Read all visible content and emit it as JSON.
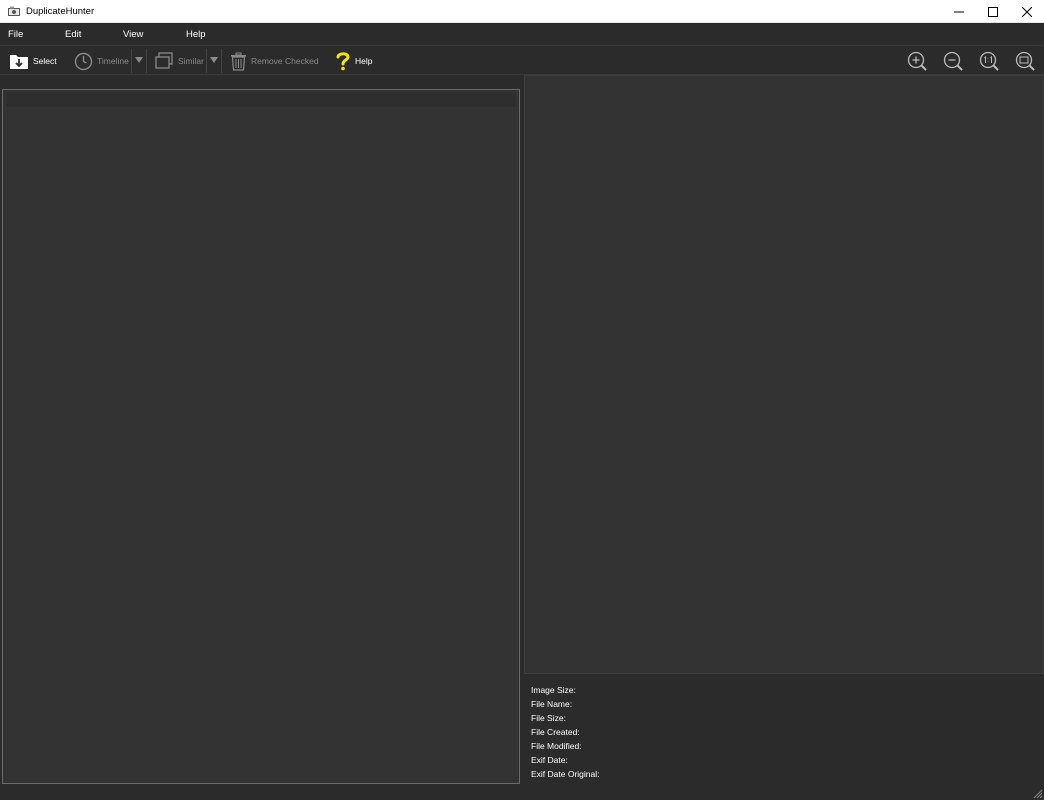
{
  "window": {
    "title": "DuplicateHunter",
    "controls": [
      "minimize-icon",
      "maximize-icon",
      "close-icon"
    ]
  },
  "menu": {
    "items": [
      {
        "label": "File"
      },
      {
        "label": "Edit"
      },
      {
        "label": "View"
      },
      {
        "label": "Help"
      }
    ]
  },
  "toolbar": {
    "select_label": "Select",
    "timeline_label": "Timeline",
    "similar_label": "Similar",
    "remove_label": "Remove Checked",
    "help_label": "Help",
    "zoom_icons": [
      "zoom-in-icon",
      "zoom-out-icon",
      "zoom-actual-size-icon",
      "zoom-fit-icon"
    ]
  },
  "info": {
    "image_size_label": "Image Size:",
    "file_name_label": "File Name:",
    "file_size_label": "File Size:",
    "file_created_label": "File Created:",
    "file_modified_label": "File Modified:",
    "exif_date_label": "Exif Date:",
    "exif_date_original_label": "Exif Date Original:"
  },
  "colors": {
    "background": "#2b2b2b",
    "panel": "#333333",
    "help_accent": "#f5e600",
    "disabled_text": "#8a8a8a"
  }
}
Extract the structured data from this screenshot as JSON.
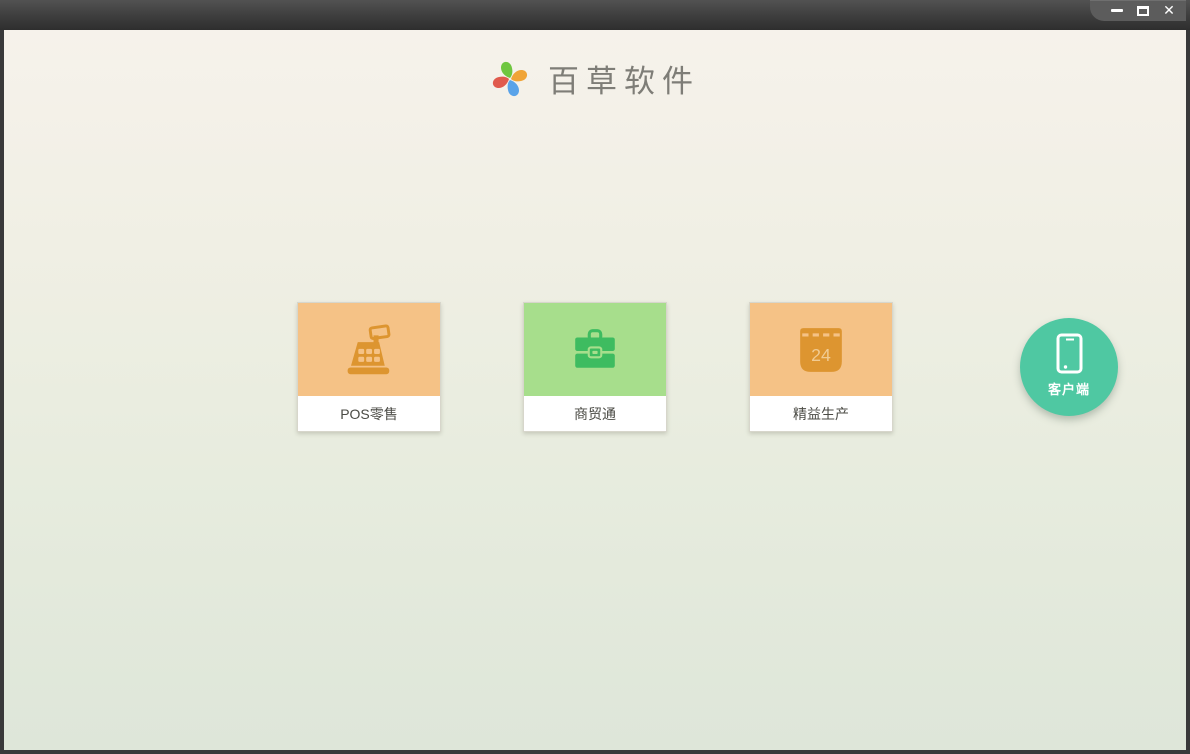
{
  "window": {
    "controls": [
      {
        "name": "minimize",
        "icon": "minimize-icon"
      },
      {
        "name": "maximize",
        "icon": "maximize-icon"
      },
      {
        "name": "close",
        "icon": "close-icon"
      }
    ],
    "titlebar_color": "#3d3d3d"
  },
  "header": {
    "app_title": "百草软件",
    "logo_icon": "pinwheel-logo-icon",
    "logo_colors": {
      "top": "#6fc640",
      "right": "#f0a437",
      "bottom": "#59a3e9",
      "left": "#e05a4d"
    }
  },
  "products": [
    {
      "label": "POS零售",
      "icon": "cash-register-icon",
      "card_color": "#f5c286",
      "icon_color": "#dd9530"
    },
    {
      "label": "商贸通",
      "icon": "briefcase-icon",
      "card_color": "#a7de8c",
      "icon_color": "#3ebc60"
    },
    {
      "label": "精益生产",
      "icon": "calendar-icon",
      "calendar_day": "24",
      "card_color": "#f5c286",
      "icon_color": "#dd9530"
    }
  ],
  "client_button": {
    "label": "客户端",
    "icon": "smartphone-icon",
    "color": "#4fc8a2"
  },
  "background": {
    "top": "#f6f2eb",
    "bottom": "#dee6d9"
  }
}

- **Task directions**
Leave out the pictures and output the rest of the material exactly as written.

- **Final result**
Read all visible content and emit it as JSON.
{
  "window": {
    "title": "DuplicateHunter",
    "controls": [
      "minimize-icon",
      "maximize-icon",
      "close-icon"
    ]
  },
  "menu": {
    "items": [
      {
        "label": "File"
      },
      {
        "label": "Edit"
      },
      {
        "label": "View"
      },
      {
        "label": "Help"
      }
    ]
  },
  "toolbar": {
    "select_label": "Select",
    "timeline_label": "Timeline",
    "similar_label": "Similar",
    "remove_label": "Remove Checked",
    "help_label": "Help",
    "zoom_icons": [
      "zoom-in-icon",
      "zoom-out-icon",
      "zoom-actual-size-icon",
      "zoom-fit-icon"
    ]
  },
  "info": {
    "image_size_label": "Image Size:",
    "file_name_label": "File Name:",
    "file_size_label": "File Size:",
    "file_created_label": "File Created:",
    "file_modified_label": "File Modified:",
    "exif_date_label": "Exif Date:",
    "exif_date_original_label": "Exif Date Original:"
  },
  "colors": {
    "background": "#2b2b2b",
    "panel": "#333333",
    "help_accent": "#f5e600",
    "disabled_text": "#8a8a8a"
  }
}
Extract the structured data from this screenshot as JSON.
{
  "window": {
    "controls": [
      {
        "name": "minimize",
        "icon": "minimize-icon"
      },
      {
        "name": "maximize",
        "icon": "maximize-icon"
      },
      {
        "name": "close",
        "icon": "close-icon"
      }
    ],
    "titlebar_color": "#3d3d3d"
  },
  "header": {
    "app_title": "百草软件",
    "logo_icon": "pinwheel-logo-icon",
    "logo_colors": {
      "top": "#6fc640",
      "right": "#f0a437",
      "bottom": "#59a3e9",
      "left": "#e05a4d"
    }
  },
  "products": [
    {
      "label": "POS零售",
      "icon": "cash-register-icon",
      "card_color": "#f5c286",
      "icon_color": "#dd9530"
    },
    {
      "label": "商贸通",
      "icon": "briefcase-icon",
      "card_color": "#a7de8c",
      "icon_color": "#3ebc60"
    },
    {
      "label": "精益生产",
      "icon": "calendar-icon",
      "calendar_day": "24",
      "card_color": "#f5c286",
      "icon_color": "#dd9530"
    }
  ],
  "client_button": {
    "label": "客户端",
    "icon": "smartphone-icon",
    "color": "#4fc8a2"
  },
  "background": {
    "top": "#f6f2eb",
    "bottom": "#dee6d9"
  }
}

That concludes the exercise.